• What to do:
State how many lines contain the string "Liquid", and write nothing else.

(Dataset rows about figures)
::::::::::
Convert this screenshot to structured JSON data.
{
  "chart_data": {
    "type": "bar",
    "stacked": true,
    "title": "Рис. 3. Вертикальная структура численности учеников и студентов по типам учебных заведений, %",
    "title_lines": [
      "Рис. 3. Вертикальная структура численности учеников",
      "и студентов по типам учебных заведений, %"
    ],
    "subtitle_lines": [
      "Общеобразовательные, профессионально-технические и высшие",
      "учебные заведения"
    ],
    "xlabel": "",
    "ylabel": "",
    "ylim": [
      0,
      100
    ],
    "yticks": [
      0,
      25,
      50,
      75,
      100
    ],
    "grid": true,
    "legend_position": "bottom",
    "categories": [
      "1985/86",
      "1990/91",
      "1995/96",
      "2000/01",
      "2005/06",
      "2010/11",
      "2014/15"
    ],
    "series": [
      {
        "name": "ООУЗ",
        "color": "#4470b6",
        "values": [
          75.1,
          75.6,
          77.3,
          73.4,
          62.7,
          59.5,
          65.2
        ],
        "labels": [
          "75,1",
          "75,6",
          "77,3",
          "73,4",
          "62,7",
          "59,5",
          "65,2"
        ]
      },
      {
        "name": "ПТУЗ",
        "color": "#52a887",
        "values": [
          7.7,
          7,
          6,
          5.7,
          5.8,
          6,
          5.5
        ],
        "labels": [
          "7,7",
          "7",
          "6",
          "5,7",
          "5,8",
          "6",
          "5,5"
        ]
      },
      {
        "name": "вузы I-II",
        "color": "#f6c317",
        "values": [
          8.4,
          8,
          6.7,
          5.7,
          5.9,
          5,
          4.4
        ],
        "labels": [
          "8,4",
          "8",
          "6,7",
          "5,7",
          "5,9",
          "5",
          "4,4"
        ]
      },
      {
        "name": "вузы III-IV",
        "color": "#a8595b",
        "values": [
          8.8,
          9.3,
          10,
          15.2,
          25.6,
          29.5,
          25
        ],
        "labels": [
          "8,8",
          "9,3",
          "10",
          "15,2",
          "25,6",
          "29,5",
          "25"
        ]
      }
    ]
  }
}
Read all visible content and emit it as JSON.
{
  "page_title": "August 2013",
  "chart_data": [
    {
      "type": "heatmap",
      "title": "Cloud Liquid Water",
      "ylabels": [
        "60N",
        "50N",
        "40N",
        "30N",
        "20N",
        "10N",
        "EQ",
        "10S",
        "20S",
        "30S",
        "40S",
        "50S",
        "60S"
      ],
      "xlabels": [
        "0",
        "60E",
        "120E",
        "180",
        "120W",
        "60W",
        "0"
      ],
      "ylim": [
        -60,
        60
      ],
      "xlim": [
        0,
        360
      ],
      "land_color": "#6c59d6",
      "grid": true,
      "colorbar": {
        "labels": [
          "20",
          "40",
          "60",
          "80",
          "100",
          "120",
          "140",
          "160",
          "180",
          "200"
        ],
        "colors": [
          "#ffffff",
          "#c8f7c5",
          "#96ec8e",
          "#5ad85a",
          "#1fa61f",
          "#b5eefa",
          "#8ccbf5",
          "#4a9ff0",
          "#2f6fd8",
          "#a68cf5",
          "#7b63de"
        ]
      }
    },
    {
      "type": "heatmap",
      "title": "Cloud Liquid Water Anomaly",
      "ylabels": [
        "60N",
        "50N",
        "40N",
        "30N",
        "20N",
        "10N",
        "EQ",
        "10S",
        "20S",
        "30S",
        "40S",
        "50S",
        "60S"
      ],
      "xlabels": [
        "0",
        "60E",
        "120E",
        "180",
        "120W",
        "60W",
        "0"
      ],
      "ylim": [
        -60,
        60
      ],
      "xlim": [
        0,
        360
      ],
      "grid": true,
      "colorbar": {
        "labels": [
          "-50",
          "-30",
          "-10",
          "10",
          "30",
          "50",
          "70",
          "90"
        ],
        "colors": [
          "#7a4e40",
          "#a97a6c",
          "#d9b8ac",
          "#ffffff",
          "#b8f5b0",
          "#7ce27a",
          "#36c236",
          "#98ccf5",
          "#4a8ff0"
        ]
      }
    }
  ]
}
::::::::::
• In response:
2